**Set problem:**
Update the records from the start through the line containing "test-ad-tag: Test Ad: [455, 541, 626, 609]", changing each "header-hexagon" to "header-shape" and leaving everything else untouched. Give back only that stretch.

-- START Task material --

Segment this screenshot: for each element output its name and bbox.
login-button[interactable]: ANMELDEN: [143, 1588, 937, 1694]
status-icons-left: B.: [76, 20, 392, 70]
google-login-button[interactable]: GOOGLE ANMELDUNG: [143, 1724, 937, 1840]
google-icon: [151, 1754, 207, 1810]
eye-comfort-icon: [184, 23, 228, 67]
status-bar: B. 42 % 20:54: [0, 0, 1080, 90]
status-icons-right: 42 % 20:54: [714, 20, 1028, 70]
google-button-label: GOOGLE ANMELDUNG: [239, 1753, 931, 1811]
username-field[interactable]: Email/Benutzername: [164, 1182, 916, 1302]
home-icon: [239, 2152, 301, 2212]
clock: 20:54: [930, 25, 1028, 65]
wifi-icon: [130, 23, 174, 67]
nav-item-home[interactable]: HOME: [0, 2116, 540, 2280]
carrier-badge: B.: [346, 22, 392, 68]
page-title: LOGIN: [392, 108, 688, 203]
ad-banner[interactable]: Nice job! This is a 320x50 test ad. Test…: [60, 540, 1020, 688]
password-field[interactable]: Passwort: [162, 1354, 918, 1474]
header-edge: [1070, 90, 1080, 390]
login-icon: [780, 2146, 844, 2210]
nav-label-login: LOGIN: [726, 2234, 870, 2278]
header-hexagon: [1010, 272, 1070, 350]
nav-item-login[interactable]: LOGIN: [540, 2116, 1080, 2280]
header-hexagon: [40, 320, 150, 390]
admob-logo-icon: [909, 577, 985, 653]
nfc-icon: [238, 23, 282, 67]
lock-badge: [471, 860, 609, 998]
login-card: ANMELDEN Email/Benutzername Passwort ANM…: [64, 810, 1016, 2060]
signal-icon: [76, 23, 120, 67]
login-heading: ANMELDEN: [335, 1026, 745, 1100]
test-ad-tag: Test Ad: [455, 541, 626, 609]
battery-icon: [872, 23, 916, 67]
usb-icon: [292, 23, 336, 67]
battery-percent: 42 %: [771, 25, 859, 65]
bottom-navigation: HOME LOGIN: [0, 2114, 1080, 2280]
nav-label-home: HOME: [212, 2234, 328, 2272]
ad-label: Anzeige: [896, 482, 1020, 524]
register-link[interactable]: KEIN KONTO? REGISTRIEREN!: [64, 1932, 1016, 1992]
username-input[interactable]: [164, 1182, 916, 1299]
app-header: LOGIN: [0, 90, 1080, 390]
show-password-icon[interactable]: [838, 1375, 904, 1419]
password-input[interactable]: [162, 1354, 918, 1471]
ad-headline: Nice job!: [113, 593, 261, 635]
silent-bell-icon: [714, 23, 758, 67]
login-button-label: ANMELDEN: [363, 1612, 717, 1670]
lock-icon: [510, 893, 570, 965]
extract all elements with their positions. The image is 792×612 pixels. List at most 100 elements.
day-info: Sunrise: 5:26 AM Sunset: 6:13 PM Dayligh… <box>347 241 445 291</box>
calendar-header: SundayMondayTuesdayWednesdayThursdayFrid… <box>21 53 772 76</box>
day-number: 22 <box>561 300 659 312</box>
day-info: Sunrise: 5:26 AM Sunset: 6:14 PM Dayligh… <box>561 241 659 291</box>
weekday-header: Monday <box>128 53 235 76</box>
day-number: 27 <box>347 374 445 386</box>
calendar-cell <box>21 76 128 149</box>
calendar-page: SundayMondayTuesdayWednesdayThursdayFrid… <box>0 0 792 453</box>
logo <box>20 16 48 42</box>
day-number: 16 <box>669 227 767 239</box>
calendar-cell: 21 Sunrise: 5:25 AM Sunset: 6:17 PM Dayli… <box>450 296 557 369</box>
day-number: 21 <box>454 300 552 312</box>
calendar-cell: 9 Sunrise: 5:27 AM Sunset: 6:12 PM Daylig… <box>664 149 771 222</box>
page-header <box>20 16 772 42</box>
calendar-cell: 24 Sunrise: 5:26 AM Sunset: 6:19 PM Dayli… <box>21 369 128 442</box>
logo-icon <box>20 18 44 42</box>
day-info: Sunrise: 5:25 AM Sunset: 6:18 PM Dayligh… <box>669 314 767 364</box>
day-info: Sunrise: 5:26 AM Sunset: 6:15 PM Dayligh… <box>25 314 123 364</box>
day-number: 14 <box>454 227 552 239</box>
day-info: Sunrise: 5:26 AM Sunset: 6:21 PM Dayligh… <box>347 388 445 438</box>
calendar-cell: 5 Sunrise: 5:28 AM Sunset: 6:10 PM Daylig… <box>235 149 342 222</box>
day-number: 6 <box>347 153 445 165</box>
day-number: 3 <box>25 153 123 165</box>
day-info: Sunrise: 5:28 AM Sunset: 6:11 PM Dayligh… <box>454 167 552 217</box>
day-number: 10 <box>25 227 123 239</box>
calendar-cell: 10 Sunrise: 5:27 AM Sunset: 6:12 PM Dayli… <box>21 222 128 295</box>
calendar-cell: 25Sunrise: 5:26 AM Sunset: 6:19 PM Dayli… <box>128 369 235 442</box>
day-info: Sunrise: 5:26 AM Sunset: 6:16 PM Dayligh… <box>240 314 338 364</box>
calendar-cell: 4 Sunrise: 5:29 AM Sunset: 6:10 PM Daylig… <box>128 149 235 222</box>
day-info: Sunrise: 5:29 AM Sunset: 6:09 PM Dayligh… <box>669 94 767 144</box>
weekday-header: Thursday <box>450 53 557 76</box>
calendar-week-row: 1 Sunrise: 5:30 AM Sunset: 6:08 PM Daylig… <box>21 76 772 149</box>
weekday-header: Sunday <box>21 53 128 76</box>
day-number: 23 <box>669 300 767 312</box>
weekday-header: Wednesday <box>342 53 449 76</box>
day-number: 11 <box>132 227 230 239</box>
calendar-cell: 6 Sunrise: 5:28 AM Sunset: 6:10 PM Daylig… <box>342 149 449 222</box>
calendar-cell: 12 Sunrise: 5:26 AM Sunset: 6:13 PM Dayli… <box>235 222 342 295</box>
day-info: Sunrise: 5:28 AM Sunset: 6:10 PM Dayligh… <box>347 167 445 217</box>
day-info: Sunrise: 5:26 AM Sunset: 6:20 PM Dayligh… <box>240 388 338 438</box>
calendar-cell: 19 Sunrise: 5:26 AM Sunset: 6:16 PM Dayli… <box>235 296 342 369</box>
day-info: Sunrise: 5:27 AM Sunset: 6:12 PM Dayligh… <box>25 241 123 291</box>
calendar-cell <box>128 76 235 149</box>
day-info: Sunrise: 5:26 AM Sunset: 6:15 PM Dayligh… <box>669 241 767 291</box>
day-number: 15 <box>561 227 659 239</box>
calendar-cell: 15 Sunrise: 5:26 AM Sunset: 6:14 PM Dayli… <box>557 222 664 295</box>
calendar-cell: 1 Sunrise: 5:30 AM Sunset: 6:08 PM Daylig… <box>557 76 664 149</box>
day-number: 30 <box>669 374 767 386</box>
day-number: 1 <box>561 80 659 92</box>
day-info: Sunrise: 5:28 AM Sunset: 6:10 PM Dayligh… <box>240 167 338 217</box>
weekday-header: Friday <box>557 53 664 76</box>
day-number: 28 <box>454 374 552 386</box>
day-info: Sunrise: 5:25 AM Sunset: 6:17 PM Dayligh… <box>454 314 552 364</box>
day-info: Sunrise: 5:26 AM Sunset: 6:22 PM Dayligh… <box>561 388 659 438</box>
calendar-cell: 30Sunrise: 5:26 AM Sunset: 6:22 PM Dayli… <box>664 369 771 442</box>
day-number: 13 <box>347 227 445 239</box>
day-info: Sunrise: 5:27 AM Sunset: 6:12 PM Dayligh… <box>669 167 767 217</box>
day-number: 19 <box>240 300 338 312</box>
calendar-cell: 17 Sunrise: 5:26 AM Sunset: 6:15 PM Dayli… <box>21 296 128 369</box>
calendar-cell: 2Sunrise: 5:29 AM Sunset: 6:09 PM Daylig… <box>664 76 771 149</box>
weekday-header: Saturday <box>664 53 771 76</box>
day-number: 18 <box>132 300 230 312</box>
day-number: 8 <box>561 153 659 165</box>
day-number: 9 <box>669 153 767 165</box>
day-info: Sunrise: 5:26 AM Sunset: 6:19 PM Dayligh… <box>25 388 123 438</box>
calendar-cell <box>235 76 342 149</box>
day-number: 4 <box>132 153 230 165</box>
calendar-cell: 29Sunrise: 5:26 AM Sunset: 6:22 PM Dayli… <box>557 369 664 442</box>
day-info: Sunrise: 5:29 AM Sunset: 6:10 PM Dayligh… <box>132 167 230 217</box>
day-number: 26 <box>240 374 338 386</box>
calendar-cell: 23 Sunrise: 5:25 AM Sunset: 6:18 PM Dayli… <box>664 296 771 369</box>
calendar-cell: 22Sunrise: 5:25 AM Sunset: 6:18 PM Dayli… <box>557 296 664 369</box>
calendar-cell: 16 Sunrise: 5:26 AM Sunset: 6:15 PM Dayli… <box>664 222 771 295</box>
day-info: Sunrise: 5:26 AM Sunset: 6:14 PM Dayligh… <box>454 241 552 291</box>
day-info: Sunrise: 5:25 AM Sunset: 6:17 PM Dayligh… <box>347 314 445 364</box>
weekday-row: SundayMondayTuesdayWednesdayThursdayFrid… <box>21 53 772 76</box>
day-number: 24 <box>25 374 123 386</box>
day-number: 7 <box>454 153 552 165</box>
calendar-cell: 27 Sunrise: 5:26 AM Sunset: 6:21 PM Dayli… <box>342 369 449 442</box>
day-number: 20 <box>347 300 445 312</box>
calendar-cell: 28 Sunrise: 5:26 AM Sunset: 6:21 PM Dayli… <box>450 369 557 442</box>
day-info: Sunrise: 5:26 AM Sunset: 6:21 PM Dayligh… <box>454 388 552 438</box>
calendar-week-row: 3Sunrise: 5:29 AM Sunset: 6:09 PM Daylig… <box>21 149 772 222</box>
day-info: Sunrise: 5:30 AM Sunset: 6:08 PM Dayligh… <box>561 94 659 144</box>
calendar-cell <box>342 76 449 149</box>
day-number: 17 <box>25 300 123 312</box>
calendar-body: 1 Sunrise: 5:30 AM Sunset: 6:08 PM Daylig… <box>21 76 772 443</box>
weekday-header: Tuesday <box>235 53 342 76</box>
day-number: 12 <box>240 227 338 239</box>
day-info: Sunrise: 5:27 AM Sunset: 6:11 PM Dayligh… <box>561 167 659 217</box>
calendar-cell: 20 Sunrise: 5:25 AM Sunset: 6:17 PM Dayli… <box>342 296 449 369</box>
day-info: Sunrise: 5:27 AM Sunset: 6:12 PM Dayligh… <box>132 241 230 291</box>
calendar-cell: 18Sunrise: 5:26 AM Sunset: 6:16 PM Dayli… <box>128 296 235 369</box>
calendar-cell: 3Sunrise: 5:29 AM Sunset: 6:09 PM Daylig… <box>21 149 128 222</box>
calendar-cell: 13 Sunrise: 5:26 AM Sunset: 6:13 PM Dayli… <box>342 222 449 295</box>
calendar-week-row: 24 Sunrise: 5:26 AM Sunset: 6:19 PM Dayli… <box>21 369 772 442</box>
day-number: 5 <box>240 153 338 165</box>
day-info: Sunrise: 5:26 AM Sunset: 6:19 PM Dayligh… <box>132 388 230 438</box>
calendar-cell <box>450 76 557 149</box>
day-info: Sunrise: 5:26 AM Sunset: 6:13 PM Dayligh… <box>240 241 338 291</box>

-- END Task material --

**Exercise result:**
Segment this screenshot: for each element output its name and bbox.
login-button[interactable]: ANMELDEN: [143, 1588, 937, 1694]
status-icons-left: B.: [76, 20, 392, 70]
google-login-button[interactable]: GOOGLE ANMELDUNG: [143, 1724, 937, 1840]
google-icon: [151, 1754, 207, 1810]
eye-comfort-icon: [184, 23, 228, 67]
status-bar: B. 42 % 20:54: [0, 0, 1080, 90]
status-icons-right: 42 % 20:54: [714, 20, 1028, 70]
google-button-label: GOOGLE ANMELDUNG: [239, 1753, 931, 1811]
username-field[interactable]: Email/Benutzername: [164, 1182, 916, 1302]
home-icon: [239, 2152, 301, 2212]
clock: 20:54: [930, 25, 1028, 65]
wifi-icon: [130, 23, 174, 67]
nav-item-home[interactable]: HOME: [0, 2116, 540, 2280]
carrier-badge: B.: [346, 22, 392, 68]
page-title: LOGIN: [392, 108, 688, 203]
ad-banner[interactable]: Nice job! This is a 320x50 test ad. Test…: [60, 540, 1020, 688]
password-field[interactable]: Passwort: [162, 1354, 918, 1474]
header-edge: [1070, 90, 1080, 390]
login-icon: [780, 2146, 844, 2210]
nav-label-login: LOGIN: [726, 2234, 870, 2278]
header-shape: [1010, 272, 1070, 350]
nav-item-login[interactable]: LOGIN: [540, 2116, 1080, 2280]
header-shape: [40, 320, 150, 390]
admob-logo-icon: [909, 577, 985, 653]
nfc-icon: [238, 23, 282, 67]
lock-badge: [471, 860, 609, 998]
login-card: ANMELDEN Email/Benutzername Passwort ANM…: [64, 810, 1016, 2060]
signal-icon: [76, 23, 120, 67]
login-heading: ANMELDEN: [335, 1026, 745, 1100]
test-ad-tag: Test Ad: [455, 541, 626, 609]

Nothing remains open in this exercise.